TASK: Of all the lines in this data, how many include "ХОЛОДНЫЙ"? Respond with the number only.
[START OF DATASET]
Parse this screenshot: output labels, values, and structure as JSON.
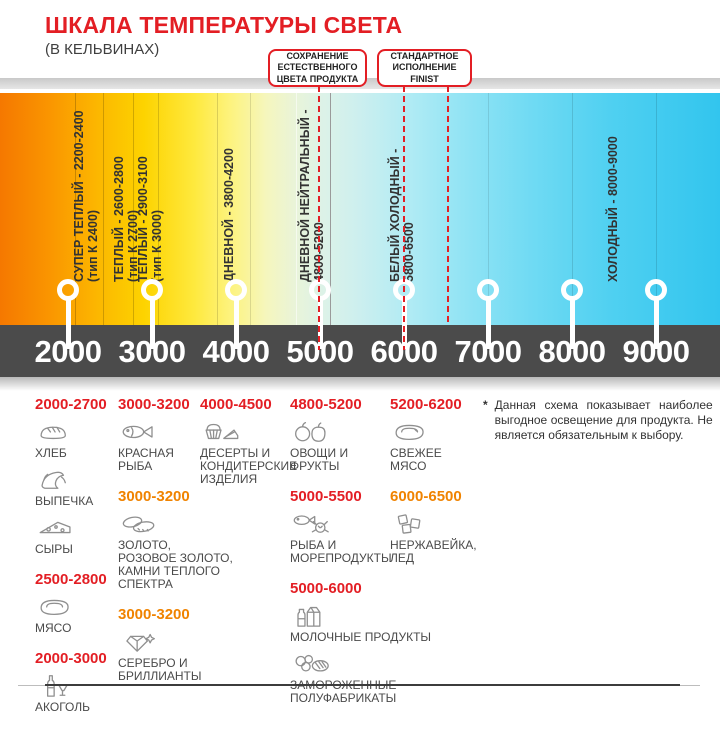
{
  "title": "ШКАЛА ТЕМПЕРАТУРЫ СВЕТА",
  "subtitle": "(В КЕЛЬВИНАХ)",
  "colors": {
    "accent_red": "#e31e24",
    "accent_orange": "#f08300",
    "axis_bar": "#4b4b4b",
    "label_text": "#333333"
  },
  "callouts": [
    {
      "id": "preserve-color",
      "lines": [
        "СОХРАНЕНИЕ",
        "ЕСТЕСТВЕННОГО",
        "ЦВЕТА ПРОДУКТА"
      ]
    },
    {
      "id": "standard-finist",
      "lines": [
        "СТАНДАРТНОЕ",
        "ИСПОЛНЕНИЕ",
        "FINIST"
      ]
    }
  ],
  "scale": {
    "ticks": [
      "2000",
      "3000",
      "4000",
      "5000",
      "6000",
      "7000",
      "8000",
      "9000"
    ],
    "segments": [
      {
        "label": "СУПЕР ТЕПЛЫЙ  - 2200-2400",
        "sub": "(тип К 2400)"
      },
      {
        "label": "ТЕПЛЫЙ - 2600-2800",
        "sub": "(тип К 2700)"
      },
      {
        "label": "ТЕПЛЫЙ - 2900-3100",
        "sub": "(тип К 3000)"
      },
      {
        "label": "ДНЕВНОЙ -  3800-4200",
        "sub": ""
      },
      {
        "label": "ДНЕВНОЙ НЕЙТРАЛЬНЫЙ -",
        "sub": "4800-5200"
      },
      {
        "label": "БЕЛЫЙ ХОЛОДНЫЙ -",
        "sub": "5800-6500"
      },
      {
        "label": "ХОЛОДНЫЙ  - 8000-9000",
        "sub": ""
      }
    ]
  },
  "products": {
    "columns": [
      {
        "groups": [
          {
            "range": "2000-2700",
            "color": "red",
            "items": [
              {
                "icon": "bread",
                "label": "ХЛЕБ"
              },
              {
                "icon": "croissant",
                "label": "ВЫПЕЧКА"
              },
              {
                "icon": "cheese",
                "label": "СЫРЫ"
              }
            ]
          },
          {
            "range": "2500-2800",
            "color": "red",
            "items": [
              {
                "icon": "meat",
                "label": "МЯСО"
              }
            ]
          },
          {
            "range": "2000-3000",
            "color": "red",
            "items": [
              {
                "icon": "alcohol",
                "label": "АКОГОЛЬ"
              }
            ]
          }
        ]
      },
      {
        "groups": [
          {
            "range": "3000-3200",
            "color": "red",
            "items": [
              {
                "icon": "fish",
                "label": "КРАСНАЯ\nРЫБА"
              }
            ]
          },
          {
            "range": "3000-3200",
            "color": "orange",
            "items": [
              {
                "icon": "rings",
                "label": "ЗОЛОТО,\nРОЗОВОЕ ЗОЛОТО,\nКАМНИ ТЕПЛОГО\nСПЕКТРА"
              }
            ]
          },
          {
            "range": "3000-3200",
            "color": "orange",
            "items": [
              {
                "icon": "diamond",
                "label": "СЕРЕБРО И\nБРИЛЛИАНТЫ"
              }
            ]
          }
        ]
      },
      {
        "groups": [
          {
            "range": "4000-4500",
            "color": "red",
            "items": [
              {
                "icon": "desserts",
                "label": "ДЕСЕРТЫ И\nКОНДИТЕРСКИЕ\nИЗДЕЛИЯ"
              }
            ]
          }
        ]
      },
      {
        "groups": [
          {
            "range": "4800-5200",
            "color": "red",
            "items": [
              {
                "icon": "fruits",
                "label": "ОВОЩИ И\nФРУКТЫ"
              }
            ]
          },
          {
            "range": "5000-5500",
            "color": "red",
            "items": [
              {
                "icon": "seafood",
                "label": "РЫБА И\nМОРЕПРОДУКТЫ"
              }
            ]
          },
          {
            "range": "5000-6000",
            "color": "red",
            "items": [
              {
                "icon": "dairy",
                "label": "МОЛОЧНЫЕ ПРОДУКТЫ"
              },
              {
                "icon": "frozen",
                "label": "ЗАМОРОЖЕННЫЕ\nПОЛУФАБРИКАТЫ"
              }
            ]
          }
        ]
      },
      {
        "groups": [
          {
            "range": "5200-6200",
            "color": "red",
            "items": [
              {
                "icon": "fresh-meat",
                "label": "СВЕЖЕЕ\nМЯСО"
              }
            ]
          },
          {
            "range": "6000-6500",
            "color": "orange",
            "items": [
              {
                "icon": "ice",
                "label": "НЕРЖАВЕЙКА,\nЛЕД"
              }
            ]
          }
        ]
      }
    ]
  },
  "note": {
    "mark": "*",
    "text": "Данная схема показывает наиболее выгодное освещение для продукта. Не является обязательным к выбору."
  }
}
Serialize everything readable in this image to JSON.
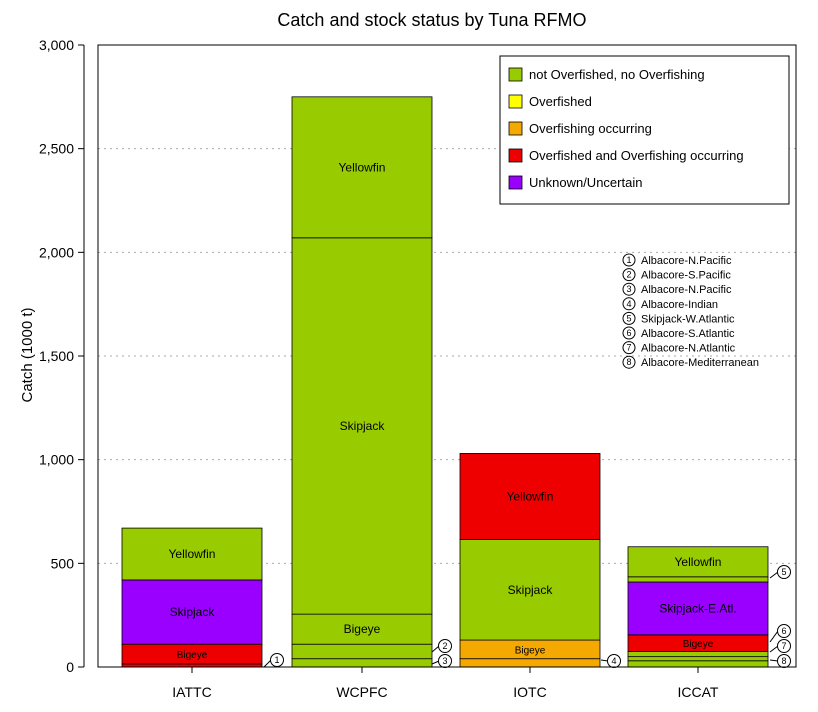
{
  "chart_data": {
    "type": "bar",
    "stacked": true,
    "title": "Catch and stock status by Tuna RFMO",
    "xlabel": "",
    "ylabel": "Catch (1000 t)",
    "ylim": [
      0,
      3000
    ],
    "yticks": [
      "0",
      "500",
      "1,000",
      "1,500",
      "2,000",
      "2,500",
      "3,000"
    ],
    "grid": "horizontal dotted",
    "legend_position": "top-right",
    "categories": [
      "IATTC",
      "WCPFC",
      "IOTC",
      "ICCAT"
    ],
    "status_colors": {
      "not Overfished, no Overfishing": "#99cc00",
      "Overfished": "#ffff00",
      "Overfishing occurring": "#f5a800",
      "Overfished and Overfishing occurring": "#ee0000",
      "Unknown/Uncertain": "#9900ff"
    },
    "legend": [
      "not Overfished, no Overfishing",
      "Overfished",
      "Overfishing occurring",
      "Overfished and Overfishing occurring",
      "Unknown/Uncertain"
    ],
    "stacks": [
      {
        "category": "IATTC",
        "segments": [
          {
            "label": "",
            "value": 15,
            "status": "Overfished and Overfishing occurring",
            "callout": "1"
          },
          {
            "label": "Bigeye",
            "value": 95,
            "status": "Overfished and Overfishing occurring"
          },
          {
            "label": "Skipjack",
            "value": 310,
            "status": "Unknown/Uncertain"
          },
          {
            "label": "Yellowfin",
            "value": 250,
            "status": "not Overfished, no Overfishing"
          }
        ]
      },
      {
        "category": "WCPFC",
        "segments": [
          {
            "label": "",
            "value": 40,
            "status": "not Overfished, no Overfishing",
            "callout": "3"
          },
          {
            "label": "",
            "value": 70,
            "status": "not Overfished, no Overfishing",
            "callout": "2"
          },
          {
            "label": "Bigeye",
            "value": 145,
            "status": "not Overfished, no Overfishing"
          },
          {
            "label": "Skipjack",
            "value": 1815,
            "status": "not Overfished, no Overfishing"
          },
          {
            "label": "Yellowfin",
            "value": 680,
            "status": "not Overfished, no Overfishing"
          }
        ]
      },
      {
        "category": "IOTC",
        "segments": [
          {
            "label": "",
            "value": 40,
            "status": "Overfishing occurring",
            "callout": "4"
          },
          {
            "label": "Bigeye",
            "value": 90,
            "status": "Overfishing occurring"
          },
          {
            "label": "Skipjack",
            "value": 485,
            "status": "not Overfished, no Overfishing"
          },
          {
            "label": "Yellowfin",
            "value": 415,
            "status": "Overfished and Overfishing occurring"
          }
        ]
      },
      {
        "category": "ICCAT",
        "segments": [
          {
            "label": "",
            "value": 30,
            "status": "not Overfished, no Overfishing",
            "callout": "8"
          },
          {
            "label": "",
            "value": 20,
            "status": "not Overfished, no Overfishing",
            "callout": "7"
          },
          {
            "label": "",
            "value": 25,
            "status": "not Overfished, no Overfishing",
            "callout": "6"
          },
          {
            "label": "Bigeye",
            "value": 80,
            "status": "Overfished and Overfishing occurring"
          },
          {
            "label": "Skipjack-E.Atl.",
            "value": 255,
            "status": "Unknown/Uncertain"
          },
          {
            "label": "",
            "value": 25,
            "status": "not Overfished, no Overfishing",
            "callout": "5"
          },
          {
            "label": "Yellowfin",
            "value": 145,
            "status": "not Overfished, no Overfishing"
          }
        ]
      }
    ],
    "callout_key": [
      {
        "num": "1",
        "text": "Albacore-N.Pacific"
      },
      {
        "num": "2",
        "text": "Albacore-S.Pacific"
      },
      {
        "num": "3",
        "text": "Albacore-N.Pacific"
      },
      {
        "num": "4",
        "text": "Albacore-Indian"
      },
      {
        "num": "5",
        "text": "Skipjack-W.Atlantic"
      },
      {
        "num": "6",
        "text": "Albacore-S.Atlantic"
      },
      {
        "num": "7",
        "text": "Albacore-N.Atlantic"
      },
      {
        "num": "8",
        "text": "Albacore-Mediterranean"
      }
    ]
  }
}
[END OF DATASET]
SOLUTION: 2